### [Your instructions]
All of the records below need to be copied exactly.

(Some records)
:::::
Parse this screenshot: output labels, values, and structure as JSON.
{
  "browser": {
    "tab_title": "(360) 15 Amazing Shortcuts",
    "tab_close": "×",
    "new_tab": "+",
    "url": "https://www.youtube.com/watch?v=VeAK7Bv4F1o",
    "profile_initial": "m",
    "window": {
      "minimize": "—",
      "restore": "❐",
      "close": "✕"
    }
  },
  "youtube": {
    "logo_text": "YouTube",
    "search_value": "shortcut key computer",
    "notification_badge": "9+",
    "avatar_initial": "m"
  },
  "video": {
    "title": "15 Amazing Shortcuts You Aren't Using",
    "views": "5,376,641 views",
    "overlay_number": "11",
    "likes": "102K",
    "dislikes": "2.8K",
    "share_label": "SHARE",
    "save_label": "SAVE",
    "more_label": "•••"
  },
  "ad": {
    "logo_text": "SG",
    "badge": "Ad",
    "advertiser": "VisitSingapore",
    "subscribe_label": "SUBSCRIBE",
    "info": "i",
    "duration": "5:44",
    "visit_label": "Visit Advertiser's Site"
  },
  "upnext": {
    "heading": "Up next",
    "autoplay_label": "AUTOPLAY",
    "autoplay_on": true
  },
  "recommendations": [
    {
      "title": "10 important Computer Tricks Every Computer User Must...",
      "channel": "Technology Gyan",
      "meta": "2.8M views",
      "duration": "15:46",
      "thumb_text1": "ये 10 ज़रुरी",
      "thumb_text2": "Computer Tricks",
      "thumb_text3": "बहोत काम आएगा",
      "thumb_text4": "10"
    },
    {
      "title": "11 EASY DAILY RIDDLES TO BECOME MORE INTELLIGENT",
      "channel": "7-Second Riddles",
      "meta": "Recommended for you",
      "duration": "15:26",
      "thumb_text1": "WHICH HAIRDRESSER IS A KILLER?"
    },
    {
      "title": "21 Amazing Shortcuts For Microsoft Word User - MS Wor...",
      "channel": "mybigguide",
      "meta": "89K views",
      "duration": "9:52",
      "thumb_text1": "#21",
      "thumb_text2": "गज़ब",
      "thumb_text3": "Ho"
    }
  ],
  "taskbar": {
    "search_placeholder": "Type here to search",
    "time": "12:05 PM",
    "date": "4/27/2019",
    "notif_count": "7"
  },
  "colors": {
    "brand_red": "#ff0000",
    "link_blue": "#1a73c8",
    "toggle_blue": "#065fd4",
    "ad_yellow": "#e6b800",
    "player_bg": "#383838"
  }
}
:::::
### [Solution]
Parse this screenshot: output labels, values, and structure as JSON.
{
  "browser": {
    "tab_title": "(360) 15 Amazing Shortcuts",
    "tab_close": "×",
    "new_tab": "+",
    "url": "https://www.youtube.com/watch?v=VeAK7Bv4F1o",
    "profile_initial": "m",
    "window": {
      "minimize": "—",
      "restore": "❐",
      "close": "✕"
    }
  },
  "youtube": {
    "logo_text": "YouTube",
    "search_value": "shortcut key computer",
    "notification_badge": "9+",
    "avatar_initial": "m"
  },
  "video": {
    "title": "15 Amazing Shortcuts You Aren't Using",
    "views": "5,376,641 views",
    "overlay_number": "11",
    "likes": "102K",
    "dislikes": "2.8K",
    "share_label": "SHARE",
    "save_label": "SAVE",
    "more_label": "•••"
  },
  "ad": {
    "logo_text": "SG",
    "badge": "Ad",
    "advertiser": "VisitSingapore",
    "subscribe_label": "SUBSCRIBE",
    "info": "i",
    "duration": "5:44",
    "visit_label": "Visit Advertiser's Site"
  },
  "upnext": {
    "heading": "Up next",
    "autoplay_label": "AUTOPLAY",
    "autoplay_on": true
  },
  "recommendations": [
    {
      "title": "10 important Computer Tricks Every Computer User Must...",
      "channel": "Technology Gyan",
      "meta": "2.8M views",
      "duration": "15:46",
      "thumb_text1": "ये 10 ज़रुरी",
      "thumb_text2": "Computer Tricks",
      "thumb_text3": "बहोत काम आएगा",
      "thumb_text4": "10"
    },
    {
      "title": "11 EASY DAILY RIDDLES TO BECOME MORE INTELLIGENT",
      "channel": "7-Second Riddles",
      "meta": "Recommended for you",
      "duration": "15:26",
      "thumb_text1": "WHICH HAIRDRESSER IS A KILLER?"
    },
    {
      "title": "21 Amazing Shortcuts For Microsoft Word User - MS Wor...",
      "channel": "mybigguide",
      "meta": "89K views",
      "duration": "9:52",
      "thumb_text1": "#21",
      "thumb_text2": "गज़ब",
      "thumb_text3": "Ho"
    }
  ],
  "taskbar": {
    "search_placeholder": "Type here to search",
    "time": "12:05 PM",
    "date": "4/27/2019",
    "notif_count": "7"
  },
  "colors": {
    "brand_red": "#ff0000",
    "link_blue": "#1a73c8",
    "toggle_blue": "#065fd4",
    "ad_yellow": "#e6b800",
    "player_bg": "#383838"
  }
}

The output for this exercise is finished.